Copy out the listing that follows exactly, dropping every picture.

(Extracted records)
▬▬▬▬▬▬

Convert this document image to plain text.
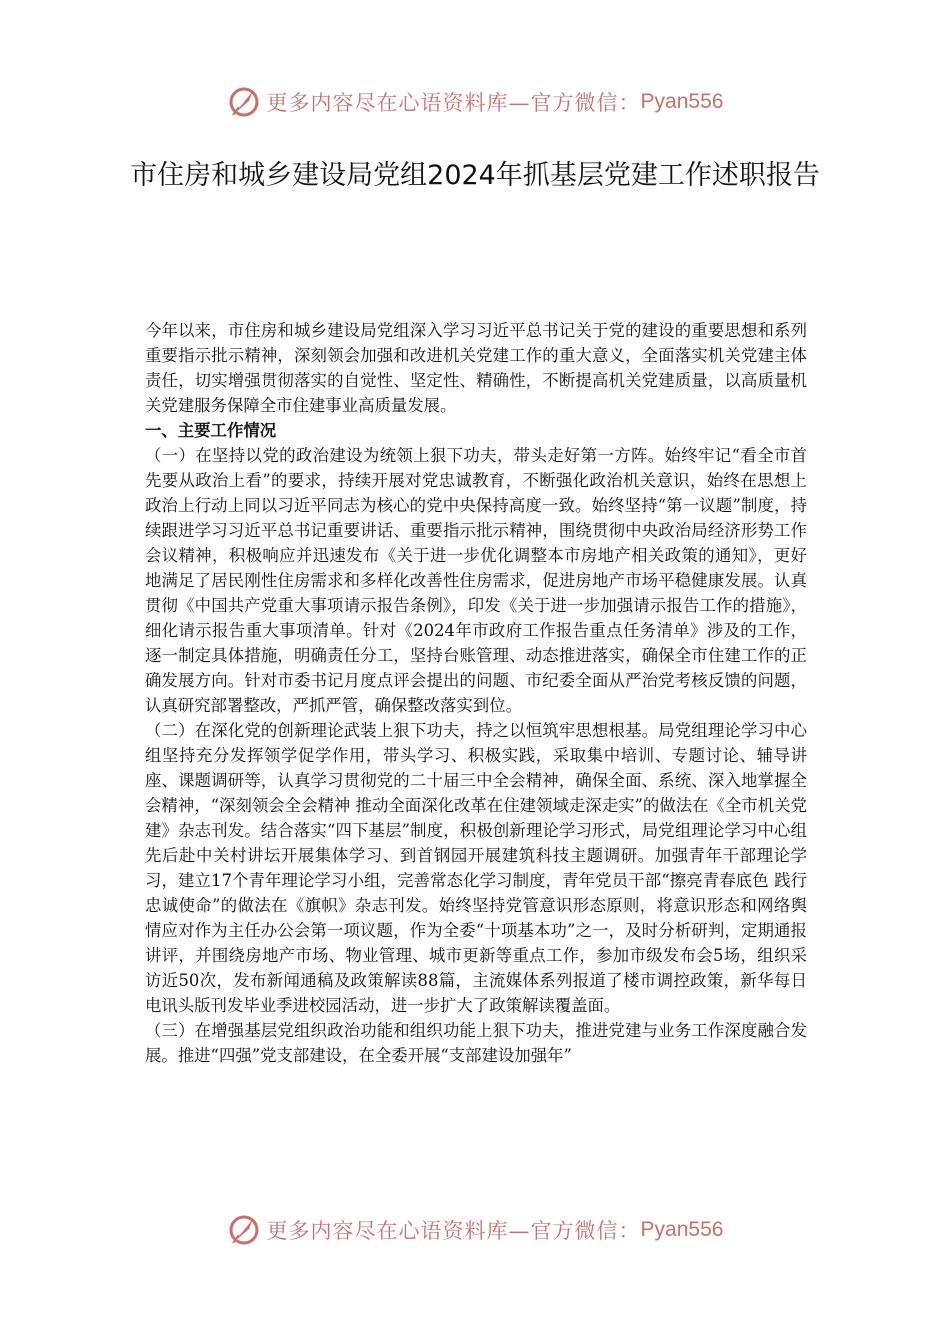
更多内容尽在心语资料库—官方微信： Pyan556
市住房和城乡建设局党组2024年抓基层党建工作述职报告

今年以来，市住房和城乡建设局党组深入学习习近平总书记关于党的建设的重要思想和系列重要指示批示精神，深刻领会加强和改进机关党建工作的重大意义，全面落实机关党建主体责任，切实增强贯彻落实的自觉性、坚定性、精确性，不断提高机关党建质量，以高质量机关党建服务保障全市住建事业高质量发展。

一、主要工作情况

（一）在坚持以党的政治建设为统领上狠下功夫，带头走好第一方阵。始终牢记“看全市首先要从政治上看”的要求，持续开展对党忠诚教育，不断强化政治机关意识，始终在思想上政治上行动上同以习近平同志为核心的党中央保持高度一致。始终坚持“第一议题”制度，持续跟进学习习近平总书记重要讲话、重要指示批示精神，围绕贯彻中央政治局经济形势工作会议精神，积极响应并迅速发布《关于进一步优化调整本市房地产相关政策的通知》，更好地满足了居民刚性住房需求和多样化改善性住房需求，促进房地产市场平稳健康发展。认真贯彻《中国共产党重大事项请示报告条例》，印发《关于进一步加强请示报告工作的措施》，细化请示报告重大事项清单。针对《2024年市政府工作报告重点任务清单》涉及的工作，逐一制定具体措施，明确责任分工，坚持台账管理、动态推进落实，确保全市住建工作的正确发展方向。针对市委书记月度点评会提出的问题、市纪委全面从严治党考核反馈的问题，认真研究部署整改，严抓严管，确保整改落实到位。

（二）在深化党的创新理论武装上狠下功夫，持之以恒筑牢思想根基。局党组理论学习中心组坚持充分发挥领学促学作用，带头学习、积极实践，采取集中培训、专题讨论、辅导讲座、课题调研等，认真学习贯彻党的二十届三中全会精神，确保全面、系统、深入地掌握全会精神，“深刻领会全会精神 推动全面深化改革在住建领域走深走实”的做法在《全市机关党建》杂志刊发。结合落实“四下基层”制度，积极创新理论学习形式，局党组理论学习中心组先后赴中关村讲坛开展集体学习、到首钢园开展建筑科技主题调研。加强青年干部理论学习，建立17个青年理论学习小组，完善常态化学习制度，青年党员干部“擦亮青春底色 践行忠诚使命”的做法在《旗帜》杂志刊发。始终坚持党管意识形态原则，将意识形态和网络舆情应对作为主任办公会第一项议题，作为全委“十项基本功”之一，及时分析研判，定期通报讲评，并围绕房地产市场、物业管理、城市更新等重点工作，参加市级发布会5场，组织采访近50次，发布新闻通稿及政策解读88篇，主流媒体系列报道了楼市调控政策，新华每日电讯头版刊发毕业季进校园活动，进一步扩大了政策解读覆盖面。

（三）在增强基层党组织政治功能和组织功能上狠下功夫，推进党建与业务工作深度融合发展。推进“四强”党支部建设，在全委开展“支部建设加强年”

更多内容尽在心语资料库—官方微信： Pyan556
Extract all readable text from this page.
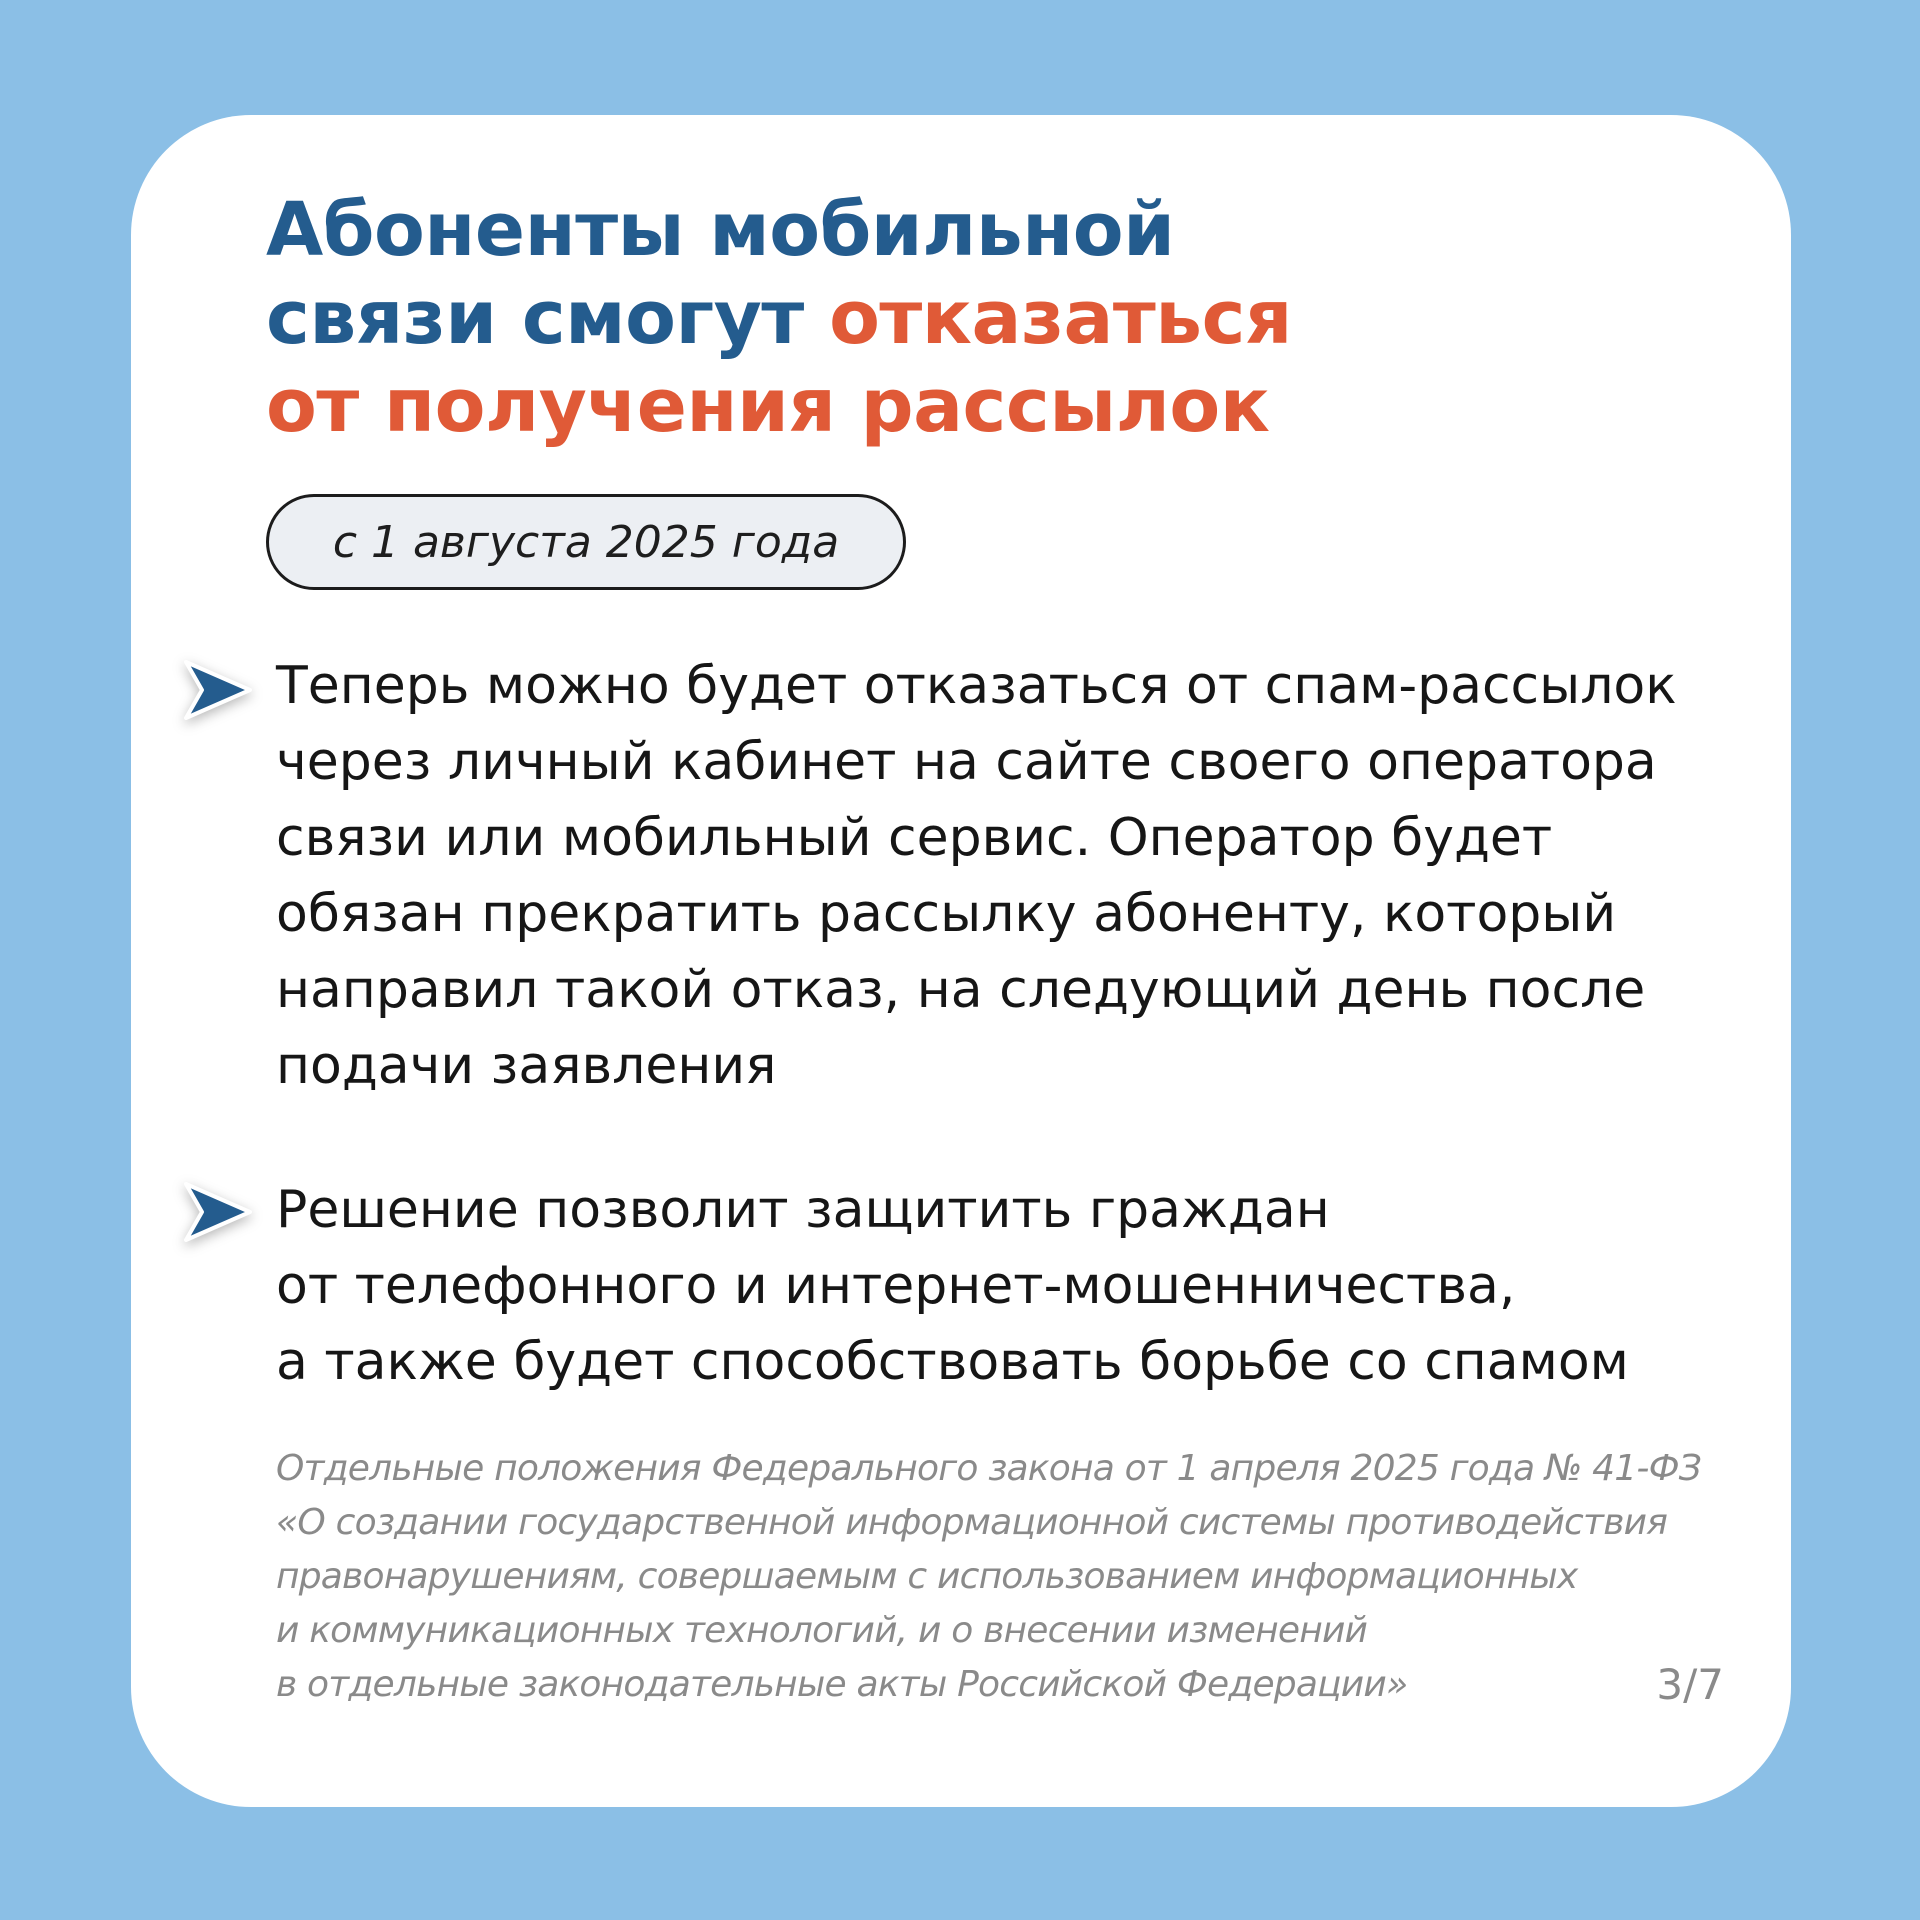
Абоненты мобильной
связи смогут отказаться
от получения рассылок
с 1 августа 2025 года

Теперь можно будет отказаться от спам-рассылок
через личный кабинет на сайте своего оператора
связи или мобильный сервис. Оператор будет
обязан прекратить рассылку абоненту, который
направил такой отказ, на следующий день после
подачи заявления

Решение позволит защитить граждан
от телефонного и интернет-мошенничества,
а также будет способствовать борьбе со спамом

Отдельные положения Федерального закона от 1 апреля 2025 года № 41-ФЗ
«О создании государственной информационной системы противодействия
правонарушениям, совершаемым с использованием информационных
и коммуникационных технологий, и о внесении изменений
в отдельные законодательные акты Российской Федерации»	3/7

▬▬▬▬▬▬

**EXERCISE RESPONSE**
Convert this document image to plain text.
更多内容尽在心语资料库—官方微信： Pyan556
市住房和城乡建设局党组2024年抓基层党建工作述职报告

今年以来，市住房和城乡建设局党组深入学习习近平总书记关于党的建设的重要思想和系列重要指示批示精神，深刻领会加强和改进机关党建工作的重大意义，全面落实机关党建主体责任，切实增强贯彻落实的自觉性、坚定性、精确性，不断提高机关党建质量，以高质量机关党建服务保障全市住建事业高质量发展。

一、主要工作情况

（一）在坚持以党的政治建设为统领上狠下功夫，带头走好第一方阵。始终牢记“看全市首先要从政治上看”的要求，持续开展对党忠诚教育，不断强化政治机关意识，始终在思想上政治上行动上同以习近平同志为核心的党中央保持高度一致。始终坚持“第一议题”制度，持续跟进学习习近平总书记重要讲话、重要指示批示精神，围绕贯彻中央政治局经济形势工作会议精神，积极响应并迅速发布《关于进一步优化调整本市房地产相关政策的通知》，更好地满足了居民刚性住房需求和多样化改善性住房需求，促进房地产市场平稳健康发展。认真贯彻《中国共产党重大事项请示报告条例》，印发《关于进一步加强请示报告工作的措施》，细化请示报告重大事项清单。针对《2024年市政府工作报告重点任务清单》涉及的工作，逐一制定具体措施，明确责任分工，坚持台账管理、动态推进落实，确保全市住建工作的正确发展方向。针对市委书记月度点评会提出的问题、市纪委全面从严治党考核反馈的问题，认真研究部署整改，严抓严管，确保整改落实到位。

（二）在深化党的创新理论武装上狠下功夫，持之以恒筑牢思想根基。局党组理论学习中心组坚持充分发挥领学促学作用，带头学习、积极实践，采取集中培训、专题讨论、辅导讲座、课题调研等，认真学习贯彻党的二十届三中全会精神，确保全面、系统、深入地掌握全会精神，“深刻领会全会精神 推动全面深化改革在住建领域走深走实”的做法在《全市机关党建》杂志刊发。结合落实“四下基层”制度，积极创新理论学习形式，局党组理论学习中心组先后赴中关村讲坛开展集体学习、到首钢园开展建筑科技主题调研。加强青年干部理论学习，建立17个青年理论学习小组，完善常态化学习制度，青年党员干部“擦亮青春底色 践行忠诚使命”的做法在《旗帜》杂志刊发。始终坚持党管意识形态原则，将意识形态和网络舆情应对作为主任办公会第一项议题，作为全委“十项基本功”之一，及时分析研判，定期通报讲评，并围绕房地产市场、物业管理、城市更新等重点工作，参加市级发布会5场，组织采访近50次，发布新闻通稿及政策解读88篇，主流媒体系列报道了楼市调控政策，新华每日电讯头版刊发毕业季进校园活动，进一步扩大了政策解读覆盖面。

（三）在增强基层党组织政治功能和组织功能上狠下功夫，推进党建与业务工作深度融合发展。推进“四强”党支部建设，在全委开展“支部建设加强年”

更多内容尽在心语资料库—官方微信： Pyan556
Extract all readable text from this page.
Абоненты мобильной
связи смогут отказаться
от получения рассылок
с 1 августа 2025 года

Теперь можно будет отказаться от спам-рассылок
через личный кабинет на сайте своего оператора
связи или мобильный сервис. Оператор будет
обязан прекратить рассылку абоненту, который
направил такой отказ, на следующий день после
подачи заявления

Решение позволит защитить граждан
от телефонного и интернет-мошенничества,
а также будет способствовать борьбе со спамом

Отдельные положения Федерального закона от 1 апреля 2025 года № 41-ФЗ
«О создании государственной информационной системы противодействия
правонарушениям, совершаемым с использованием информационных
и коммуникационных технологий, и о внесении изменений
в отдельные законодательные акты Российской Федерации»	3/7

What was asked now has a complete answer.